═════ Records to use
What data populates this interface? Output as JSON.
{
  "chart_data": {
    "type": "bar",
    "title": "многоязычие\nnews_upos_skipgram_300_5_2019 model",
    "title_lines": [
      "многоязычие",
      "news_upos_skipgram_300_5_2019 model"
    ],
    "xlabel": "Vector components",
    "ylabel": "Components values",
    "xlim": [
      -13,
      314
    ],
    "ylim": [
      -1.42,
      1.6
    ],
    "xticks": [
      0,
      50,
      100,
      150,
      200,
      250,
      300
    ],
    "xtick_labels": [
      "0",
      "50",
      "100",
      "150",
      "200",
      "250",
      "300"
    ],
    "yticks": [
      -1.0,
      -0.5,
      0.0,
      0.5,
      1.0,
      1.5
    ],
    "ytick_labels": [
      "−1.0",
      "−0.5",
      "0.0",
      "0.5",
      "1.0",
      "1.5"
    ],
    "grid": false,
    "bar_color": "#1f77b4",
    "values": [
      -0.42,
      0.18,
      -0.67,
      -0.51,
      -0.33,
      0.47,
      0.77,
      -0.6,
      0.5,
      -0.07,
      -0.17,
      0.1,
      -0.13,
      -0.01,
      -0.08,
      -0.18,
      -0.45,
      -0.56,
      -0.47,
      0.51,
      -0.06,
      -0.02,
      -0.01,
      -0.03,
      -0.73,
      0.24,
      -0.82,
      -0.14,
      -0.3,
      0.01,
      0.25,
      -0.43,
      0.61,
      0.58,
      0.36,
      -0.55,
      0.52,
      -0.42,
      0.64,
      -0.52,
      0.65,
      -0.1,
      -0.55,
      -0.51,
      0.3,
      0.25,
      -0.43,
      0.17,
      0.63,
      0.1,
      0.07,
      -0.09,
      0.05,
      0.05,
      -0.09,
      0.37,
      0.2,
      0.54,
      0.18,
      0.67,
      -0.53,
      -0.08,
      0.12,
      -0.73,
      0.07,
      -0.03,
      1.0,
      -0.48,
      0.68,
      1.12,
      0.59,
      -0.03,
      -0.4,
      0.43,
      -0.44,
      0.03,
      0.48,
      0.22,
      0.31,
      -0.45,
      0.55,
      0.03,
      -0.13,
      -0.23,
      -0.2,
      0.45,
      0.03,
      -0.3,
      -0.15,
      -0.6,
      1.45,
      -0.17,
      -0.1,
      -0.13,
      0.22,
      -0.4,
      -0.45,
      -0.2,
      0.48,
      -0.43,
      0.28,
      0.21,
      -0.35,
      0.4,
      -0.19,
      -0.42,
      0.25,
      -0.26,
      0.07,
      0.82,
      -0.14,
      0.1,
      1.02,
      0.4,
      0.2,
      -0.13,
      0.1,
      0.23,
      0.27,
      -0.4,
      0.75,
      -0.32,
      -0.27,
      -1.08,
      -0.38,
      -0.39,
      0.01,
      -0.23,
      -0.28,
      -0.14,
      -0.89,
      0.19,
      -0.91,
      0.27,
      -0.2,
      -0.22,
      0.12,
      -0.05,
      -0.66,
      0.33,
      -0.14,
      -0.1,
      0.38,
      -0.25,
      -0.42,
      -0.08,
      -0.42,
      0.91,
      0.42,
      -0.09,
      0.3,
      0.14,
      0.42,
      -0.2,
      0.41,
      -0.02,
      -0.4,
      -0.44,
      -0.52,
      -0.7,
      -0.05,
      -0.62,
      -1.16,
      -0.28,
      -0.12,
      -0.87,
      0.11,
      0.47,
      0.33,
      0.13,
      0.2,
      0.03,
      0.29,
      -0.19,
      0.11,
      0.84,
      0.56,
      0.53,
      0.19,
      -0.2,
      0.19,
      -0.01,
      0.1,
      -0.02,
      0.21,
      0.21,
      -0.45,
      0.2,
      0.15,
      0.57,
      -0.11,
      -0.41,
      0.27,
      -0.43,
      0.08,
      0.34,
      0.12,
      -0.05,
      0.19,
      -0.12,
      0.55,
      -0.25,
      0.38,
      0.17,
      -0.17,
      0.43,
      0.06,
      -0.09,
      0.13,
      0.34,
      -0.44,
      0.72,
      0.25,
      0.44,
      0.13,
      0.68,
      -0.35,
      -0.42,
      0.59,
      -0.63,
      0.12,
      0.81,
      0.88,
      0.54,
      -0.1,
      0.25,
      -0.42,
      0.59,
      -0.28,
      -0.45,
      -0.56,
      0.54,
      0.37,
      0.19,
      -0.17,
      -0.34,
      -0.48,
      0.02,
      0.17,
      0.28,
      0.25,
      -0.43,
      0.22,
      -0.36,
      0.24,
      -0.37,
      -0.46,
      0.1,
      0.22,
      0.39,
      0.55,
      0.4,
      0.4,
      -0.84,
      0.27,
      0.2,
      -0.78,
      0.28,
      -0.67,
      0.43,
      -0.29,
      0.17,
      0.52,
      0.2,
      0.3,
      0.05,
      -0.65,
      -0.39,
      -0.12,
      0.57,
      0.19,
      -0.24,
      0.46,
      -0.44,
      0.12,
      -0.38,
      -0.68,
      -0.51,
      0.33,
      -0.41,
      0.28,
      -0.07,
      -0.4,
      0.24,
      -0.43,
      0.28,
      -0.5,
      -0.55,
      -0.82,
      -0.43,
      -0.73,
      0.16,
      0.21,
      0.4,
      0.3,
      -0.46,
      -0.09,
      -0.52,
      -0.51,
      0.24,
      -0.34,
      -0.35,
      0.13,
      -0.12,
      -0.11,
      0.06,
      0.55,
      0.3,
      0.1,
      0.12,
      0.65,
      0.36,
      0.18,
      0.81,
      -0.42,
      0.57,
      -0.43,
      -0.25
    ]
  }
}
══════════
## Problem statement
Repeat the data exactly. Leave nothing out.

## Problem solution
What data populates this interface? Output as JSON.
{
  "chart_data": {
    "type": "bar",
    "title": "многоязычие\nnews_upos_skipgram_300_5_2019 model",
    "title_lines": [
      "многоязычие",
      "news_upos_skipgram_300_5_2019 model"
    ],
    "xlabel": "Vector components",
    "ylabel": "Components values",
    "xlim": [
      -13,
      314
    ],
    "ylim": [
      -1.42,
      1.6
    ],
    "xticks": [
      0,
      50,
      100,
      150,
      200,
      250,
      300
    ],
    "xtick_labels": [
      "0",
      "50",
      "100",
      "150",
      "200",
      "250",
      "300"
    ],
    "yticks": [
      -1.0,
      -0.5,
      0.0,
      0.5,
      1.0,
      1.5
    ],
    "ytick_labels": [
      "−1.0",
      "−0.5",
      "0.0",
      "0.5",
      "1.0",
      "1.5"
    ],
    "grid": false,
    "bar_color": "#1f77b4",
    "values": [
      -0.42,
      0.18,
      -0.67,
      -0.51,
      -0.33,
      0.47,
      0.77,
      -0.6,
      0.5,
      -0.07,
      -0.17,
      0.1,
      -0.13,
      -0.01,
      -0.08,
      -0.18,
      -0.45,
      -0.56,
      -0.47,
      0.51,
      -0.06,
      -0.02,
      -0.01,
      -0.03,
      -0.73,
      0.24,
      -0.82,
      -0.14,
      -0.3,
      0.01,
      0.25,
      -0.43,
      0.61,
      0.58,
      0.36,
      -0.55,
      0.52,
      -0.42,
      0.64,
      -0.52,
      0.65,
      -0.1,
      -0.55,
      -0.51,
      0.3,
      0.25,
      -0.43,
      0.17,
      0.63,
      0.1,
      0.07,
      -0.09,
      0.05,
      0.05,
      -0.09,
      0.37,
      0.2,
      0.54,
      0.18,
      0.67,
      -0.53,
      -0.08,
      0.12,
      -0.73,
      0.07,
      -0.03,
      1.0,
      -0.48,
      0.68,
      1.12,
      0.59,
      -0.03,
      -0.4,
      0.43,
      -0.44,
      0.03,
      0.48,
      0.22,
      0.31,
      -0.45,
      0.55,
      0.03,
      -0.13,
      -0.23,
      -0.2,
      0.45,
      0.03,
      -0.3,
      -0.15,
      -0.6,
      1.45,
      -0.17,
      -0.1,
      -0.13,
      0.22,
      -0.4,
      -0.45,
      -0.2,
      0.48,
      -0.43,
      0.28,
      0.21,
      -0.35,
      0.4,
      -0.19,
      -0.42,
      0.25,
      -0.26,
      0.07,
      0.82,
      -0.14,
      0.1,
      1.02,
      0.4,
      0.2,
      -0.13,
      0.1,
      0.23,
      0.27,
      -0.4,
      0.75,
      -0.32,
      -0.27,
      -1.08,
      -0.38,
      -0.39,
      0.01,
      -0.23,
      -0.28,
      -0.14,
      -0.89,
      0.19,
      -0.91,
      0.27,
      -0.2,
      -0.22,
      0.12,
      -0.05,
      -0.66,
      0.33,
      -0.14,
      -0.1,
      0.38,
      -0.25,
      -0.42,
      -0.08,
      -0.42,
      0.91,
      0.42,
      -0.09,
      0.3,
      0.14,
      0.42,
      -0.2,
      0.41,
      -0.02,
      -0.4,
      -0.44,
      -0.52,
      -0.7,
      -0.05,
      -0.62,
      -1.16,
      -0.28,
      -0.12,
      -0.87,
      0.11,
      0.47,
      0.33,
      0.13,
      0.2,
      0.03,
      0.29,
      -0.19,
      0.11,
      0.84,
      0.56,
      0.53,
      0.19,
      -0.2,
      0.19,
      -0.01,
      0.1,
      -0.02,
      0.21,
      0.21,
      -0.45,
      0.2,
      0.15,
      0.57,
      -0.11,
      -0.41,
      0.27,
      -0.43,
      0.08,
      0.34,
      0.12,
      -0.05,
      0.19,
      -0.12,
      0.55,
      -0.25,
      0.38,
      0.17,
      -0.17,
      0.43,
      0.06,
      -0.09,
      0.13,
      0.34,
      -0.44,
      0.72,
      0.25,
      0.44,
      0.13,
      0.68,
      -0.35,
      -0.42,
      0.59,
      -0.63,
      0.12,
      0.81,
      0.88,
      0.54,
      -0.1,
      0.25,
      -0.42,
      0.59,
      -0.28,
      -0.45,
      -0.56,
      0.54,
      0.37,
      0.19,
      -0.17,
      -0.34,
      -0.48,
      0.02,
      0.17,
      0.28,
      0.25,
      -0.43,
      0.22,
      -0.36,
      0.24,
      -0.37,
      -0.46,
      0.1,
      0.22,
      0.39,
      0.55,
      0.4,
      0.4,
      -0.84,
      0.27,
      0.2,
      -0.78,
      0.28,
      -0.67,
      0.43,
      -0.29,
      0.17,
      0.52,
      0.2,
      0.3,
      0.05,
      -0.65,
      -0.39,
      -0.12,
      0.57,
      0.19,
      -0.24,
      0.46,
      -0.44,
      0.12,
      -0.38,
      -0.68,
      -0.51,
      0.33,
      -0.41,
      0.28,
      -0.07,
      -0.4,
      0.24,
      -0.43,
      0.28,
      -0.5,
      -0.55,
      -0.82,
      -0.43,
      -0.73,
      0.16,
      0.21,
      0.4,
      0.3,
      -0.46,
      -0.09,
      -0.52,
      -0.51,
      0.24,
      -0.34,
      -0.35,
      0.13,
      -0.12,
      -0.11,
      0.06,
      0.55,
      0.3,
      0.1,
      0.12,
      0.65,
      0.36,
      0.18,
      0.81,
      -0.42,
      0.57,
      -0.43,
      -0.25
    ]
  }
}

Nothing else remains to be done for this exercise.